What you have to do: Show each line that has the string "type" in it.

Dataset extract:
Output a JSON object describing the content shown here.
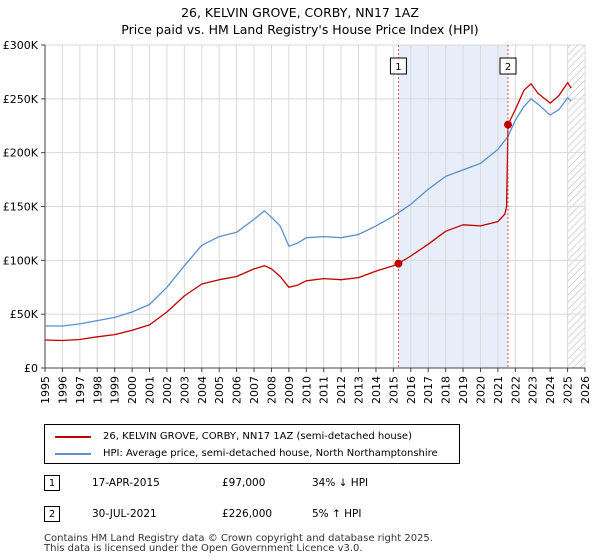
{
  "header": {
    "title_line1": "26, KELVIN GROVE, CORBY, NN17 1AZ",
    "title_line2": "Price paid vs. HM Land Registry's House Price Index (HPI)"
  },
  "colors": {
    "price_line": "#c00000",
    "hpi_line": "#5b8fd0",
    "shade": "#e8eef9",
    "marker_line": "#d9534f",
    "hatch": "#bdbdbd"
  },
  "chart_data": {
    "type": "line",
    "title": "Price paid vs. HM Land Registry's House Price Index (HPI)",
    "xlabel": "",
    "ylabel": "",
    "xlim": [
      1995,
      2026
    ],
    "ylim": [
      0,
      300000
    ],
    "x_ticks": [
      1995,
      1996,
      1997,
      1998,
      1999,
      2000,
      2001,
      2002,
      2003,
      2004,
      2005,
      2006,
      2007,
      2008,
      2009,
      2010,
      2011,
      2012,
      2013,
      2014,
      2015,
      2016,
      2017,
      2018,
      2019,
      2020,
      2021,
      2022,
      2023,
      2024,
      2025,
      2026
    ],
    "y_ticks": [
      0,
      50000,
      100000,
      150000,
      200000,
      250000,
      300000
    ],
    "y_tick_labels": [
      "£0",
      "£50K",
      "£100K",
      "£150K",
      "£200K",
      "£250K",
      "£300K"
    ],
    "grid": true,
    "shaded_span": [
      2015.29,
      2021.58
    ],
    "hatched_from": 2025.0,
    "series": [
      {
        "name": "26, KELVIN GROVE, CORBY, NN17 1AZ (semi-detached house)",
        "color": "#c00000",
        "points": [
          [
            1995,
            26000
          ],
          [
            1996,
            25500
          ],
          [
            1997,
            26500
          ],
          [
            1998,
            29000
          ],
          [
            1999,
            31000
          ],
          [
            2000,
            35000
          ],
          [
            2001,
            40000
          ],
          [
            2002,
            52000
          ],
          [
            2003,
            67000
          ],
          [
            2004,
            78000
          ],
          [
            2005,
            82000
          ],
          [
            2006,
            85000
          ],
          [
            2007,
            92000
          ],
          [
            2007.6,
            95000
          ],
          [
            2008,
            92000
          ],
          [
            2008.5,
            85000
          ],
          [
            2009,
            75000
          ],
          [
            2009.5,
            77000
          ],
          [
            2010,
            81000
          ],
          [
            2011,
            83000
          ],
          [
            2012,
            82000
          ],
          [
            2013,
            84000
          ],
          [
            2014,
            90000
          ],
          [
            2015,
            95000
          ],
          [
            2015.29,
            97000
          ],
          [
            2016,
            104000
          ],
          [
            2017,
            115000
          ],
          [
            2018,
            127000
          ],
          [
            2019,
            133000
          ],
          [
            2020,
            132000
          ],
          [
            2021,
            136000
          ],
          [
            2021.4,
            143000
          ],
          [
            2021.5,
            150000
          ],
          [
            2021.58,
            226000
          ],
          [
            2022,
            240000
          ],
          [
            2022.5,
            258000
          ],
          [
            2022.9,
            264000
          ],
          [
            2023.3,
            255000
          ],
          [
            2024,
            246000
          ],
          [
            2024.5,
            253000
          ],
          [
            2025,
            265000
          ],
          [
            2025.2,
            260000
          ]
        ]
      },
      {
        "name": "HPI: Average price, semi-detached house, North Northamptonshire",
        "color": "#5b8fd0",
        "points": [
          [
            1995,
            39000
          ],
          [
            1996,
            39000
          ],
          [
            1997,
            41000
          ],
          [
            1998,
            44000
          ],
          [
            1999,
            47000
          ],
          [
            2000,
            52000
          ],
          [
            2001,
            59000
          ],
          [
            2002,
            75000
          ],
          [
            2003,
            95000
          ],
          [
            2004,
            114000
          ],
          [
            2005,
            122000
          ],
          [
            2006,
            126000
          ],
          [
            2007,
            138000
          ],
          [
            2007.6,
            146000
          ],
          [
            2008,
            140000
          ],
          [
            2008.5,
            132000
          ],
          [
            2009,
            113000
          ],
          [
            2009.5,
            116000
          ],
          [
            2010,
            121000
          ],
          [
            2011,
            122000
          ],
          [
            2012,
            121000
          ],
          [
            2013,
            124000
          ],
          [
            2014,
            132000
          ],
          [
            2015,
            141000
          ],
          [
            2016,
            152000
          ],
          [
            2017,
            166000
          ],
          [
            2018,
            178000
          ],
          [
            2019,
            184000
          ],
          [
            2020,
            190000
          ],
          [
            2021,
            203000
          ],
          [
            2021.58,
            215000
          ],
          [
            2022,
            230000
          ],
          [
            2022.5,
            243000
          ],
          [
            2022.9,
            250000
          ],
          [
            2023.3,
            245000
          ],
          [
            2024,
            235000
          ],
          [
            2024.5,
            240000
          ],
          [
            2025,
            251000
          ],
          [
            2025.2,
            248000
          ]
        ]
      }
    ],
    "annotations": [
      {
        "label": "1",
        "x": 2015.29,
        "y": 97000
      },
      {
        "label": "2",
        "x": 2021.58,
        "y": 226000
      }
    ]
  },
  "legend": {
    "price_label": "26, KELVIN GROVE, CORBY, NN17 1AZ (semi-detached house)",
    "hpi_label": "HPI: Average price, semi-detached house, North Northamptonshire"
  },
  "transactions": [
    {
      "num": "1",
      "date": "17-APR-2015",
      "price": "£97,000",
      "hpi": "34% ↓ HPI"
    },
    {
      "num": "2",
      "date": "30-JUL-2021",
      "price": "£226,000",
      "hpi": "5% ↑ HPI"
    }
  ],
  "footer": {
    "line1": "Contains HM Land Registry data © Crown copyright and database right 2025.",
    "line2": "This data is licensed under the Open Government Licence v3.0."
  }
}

--

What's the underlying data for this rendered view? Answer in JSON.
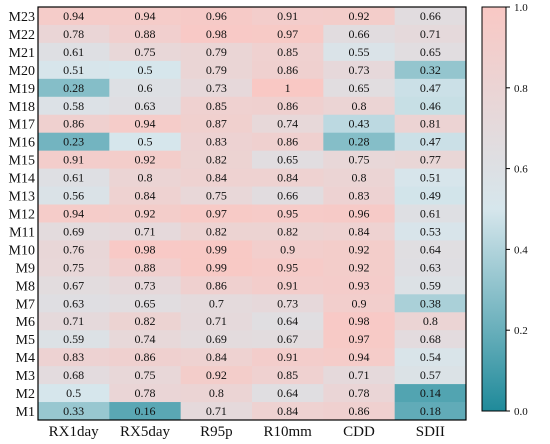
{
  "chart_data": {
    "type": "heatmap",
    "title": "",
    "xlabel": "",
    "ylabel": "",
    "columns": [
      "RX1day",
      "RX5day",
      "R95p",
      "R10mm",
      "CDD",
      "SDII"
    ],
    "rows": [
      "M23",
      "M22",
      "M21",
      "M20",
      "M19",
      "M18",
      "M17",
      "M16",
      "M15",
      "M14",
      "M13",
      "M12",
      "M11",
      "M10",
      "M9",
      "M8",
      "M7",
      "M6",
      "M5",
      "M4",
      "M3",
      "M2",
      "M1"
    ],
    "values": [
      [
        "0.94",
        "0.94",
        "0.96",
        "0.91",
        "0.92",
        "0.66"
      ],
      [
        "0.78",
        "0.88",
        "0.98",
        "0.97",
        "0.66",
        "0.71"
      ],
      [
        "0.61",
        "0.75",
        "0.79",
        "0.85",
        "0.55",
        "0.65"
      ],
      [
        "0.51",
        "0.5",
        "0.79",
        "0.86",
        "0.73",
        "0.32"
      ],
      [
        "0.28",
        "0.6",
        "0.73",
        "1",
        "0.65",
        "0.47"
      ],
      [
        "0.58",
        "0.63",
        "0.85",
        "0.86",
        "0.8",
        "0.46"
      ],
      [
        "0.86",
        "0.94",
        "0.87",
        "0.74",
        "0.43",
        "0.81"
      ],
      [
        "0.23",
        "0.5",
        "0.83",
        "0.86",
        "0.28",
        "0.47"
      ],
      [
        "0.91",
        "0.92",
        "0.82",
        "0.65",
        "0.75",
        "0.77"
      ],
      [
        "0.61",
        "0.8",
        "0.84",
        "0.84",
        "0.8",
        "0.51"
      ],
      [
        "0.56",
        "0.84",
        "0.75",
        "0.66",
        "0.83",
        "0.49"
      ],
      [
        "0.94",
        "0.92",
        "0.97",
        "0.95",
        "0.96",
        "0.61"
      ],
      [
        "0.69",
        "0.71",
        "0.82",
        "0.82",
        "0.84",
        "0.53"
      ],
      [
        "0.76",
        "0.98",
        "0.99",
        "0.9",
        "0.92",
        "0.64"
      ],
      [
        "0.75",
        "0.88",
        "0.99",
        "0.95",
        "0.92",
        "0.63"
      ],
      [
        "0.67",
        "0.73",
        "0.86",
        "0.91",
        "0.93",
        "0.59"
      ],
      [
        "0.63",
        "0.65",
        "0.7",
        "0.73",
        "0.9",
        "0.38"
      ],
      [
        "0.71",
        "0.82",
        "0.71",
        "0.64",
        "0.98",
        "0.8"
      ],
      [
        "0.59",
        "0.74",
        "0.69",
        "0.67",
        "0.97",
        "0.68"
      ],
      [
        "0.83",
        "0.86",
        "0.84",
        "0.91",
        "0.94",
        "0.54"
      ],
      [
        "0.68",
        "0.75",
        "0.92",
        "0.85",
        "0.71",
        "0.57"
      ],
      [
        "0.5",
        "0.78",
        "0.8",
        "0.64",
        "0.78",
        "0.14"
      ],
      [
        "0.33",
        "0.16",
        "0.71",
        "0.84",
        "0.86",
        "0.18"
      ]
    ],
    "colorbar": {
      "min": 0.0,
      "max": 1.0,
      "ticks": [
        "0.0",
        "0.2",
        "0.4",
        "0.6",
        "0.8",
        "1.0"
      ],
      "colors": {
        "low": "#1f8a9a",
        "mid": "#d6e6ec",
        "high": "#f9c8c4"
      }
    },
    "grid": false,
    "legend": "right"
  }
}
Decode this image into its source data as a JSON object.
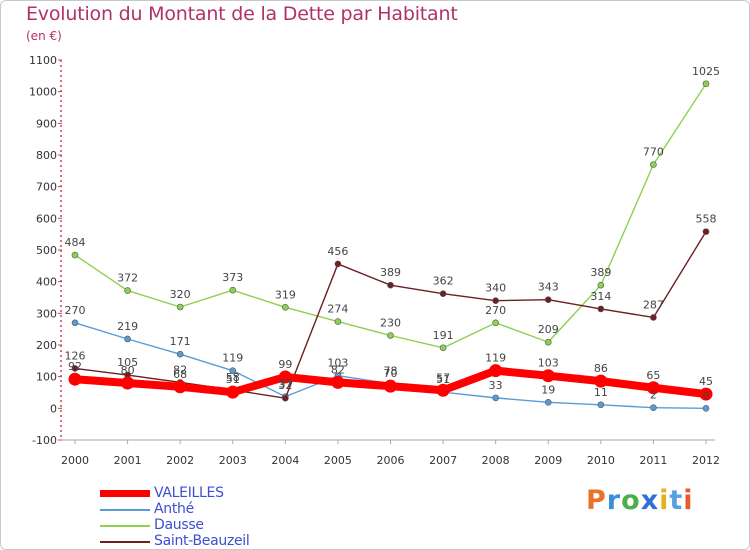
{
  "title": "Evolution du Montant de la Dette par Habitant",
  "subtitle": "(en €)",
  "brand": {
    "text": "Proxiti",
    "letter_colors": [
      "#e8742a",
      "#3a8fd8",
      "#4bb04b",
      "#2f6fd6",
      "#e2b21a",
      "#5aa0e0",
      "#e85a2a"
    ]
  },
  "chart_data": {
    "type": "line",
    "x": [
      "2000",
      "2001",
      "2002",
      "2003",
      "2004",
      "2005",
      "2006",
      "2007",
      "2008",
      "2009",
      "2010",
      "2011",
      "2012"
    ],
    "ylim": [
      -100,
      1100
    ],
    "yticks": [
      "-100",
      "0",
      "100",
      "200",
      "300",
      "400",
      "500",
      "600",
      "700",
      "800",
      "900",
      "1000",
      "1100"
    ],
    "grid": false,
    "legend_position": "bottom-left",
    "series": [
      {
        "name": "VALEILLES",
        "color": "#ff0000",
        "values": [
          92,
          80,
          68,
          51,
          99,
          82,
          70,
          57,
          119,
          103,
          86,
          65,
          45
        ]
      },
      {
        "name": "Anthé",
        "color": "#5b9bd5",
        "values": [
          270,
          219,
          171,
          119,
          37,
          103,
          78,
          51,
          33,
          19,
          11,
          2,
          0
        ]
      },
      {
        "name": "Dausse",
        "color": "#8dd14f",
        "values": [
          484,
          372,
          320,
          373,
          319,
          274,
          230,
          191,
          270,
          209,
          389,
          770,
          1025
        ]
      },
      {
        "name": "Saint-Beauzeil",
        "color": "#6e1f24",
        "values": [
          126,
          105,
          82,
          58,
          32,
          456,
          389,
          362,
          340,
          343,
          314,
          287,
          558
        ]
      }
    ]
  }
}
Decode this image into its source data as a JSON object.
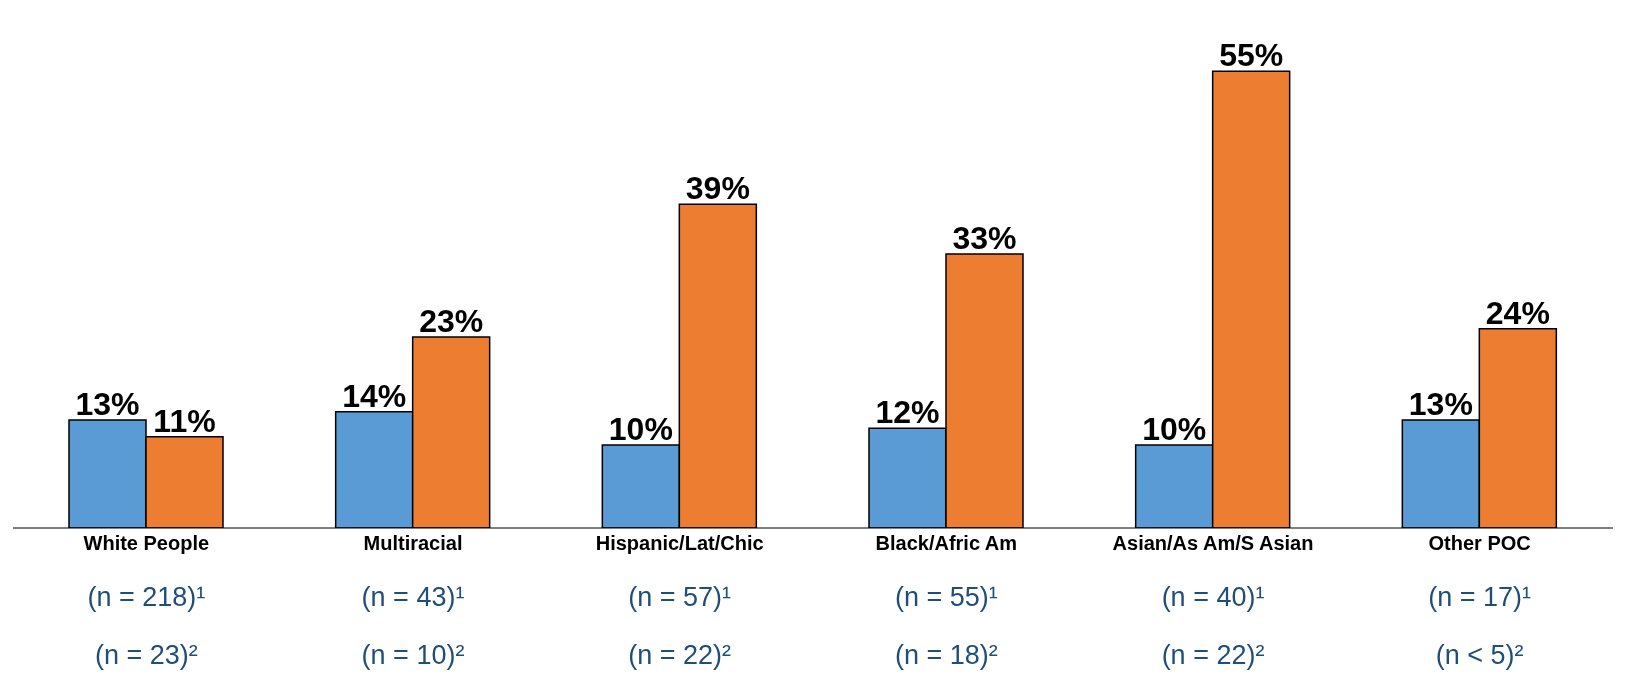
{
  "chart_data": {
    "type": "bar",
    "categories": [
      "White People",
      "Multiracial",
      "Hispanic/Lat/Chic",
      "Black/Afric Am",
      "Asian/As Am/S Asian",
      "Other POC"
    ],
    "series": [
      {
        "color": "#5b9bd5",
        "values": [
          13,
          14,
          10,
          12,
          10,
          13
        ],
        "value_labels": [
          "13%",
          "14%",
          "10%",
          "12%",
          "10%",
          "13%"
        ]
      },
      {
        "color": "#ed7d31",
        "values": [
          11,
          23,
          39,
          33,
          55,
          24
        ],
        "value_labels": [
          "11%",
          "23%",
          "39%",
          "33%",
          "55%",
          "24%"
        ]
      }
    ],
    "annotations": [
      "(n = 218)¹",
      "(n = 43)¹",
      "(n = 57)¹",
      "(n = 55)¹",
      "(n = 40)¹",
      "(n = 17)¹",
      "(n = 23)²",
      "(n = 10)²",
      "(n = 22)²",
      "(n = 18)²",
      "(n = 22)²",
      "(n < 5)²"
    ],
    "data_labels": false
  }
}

Answer in full:
    "type": "line",
    "type": "heatmap",
    "type": "line",
    "type": "bar",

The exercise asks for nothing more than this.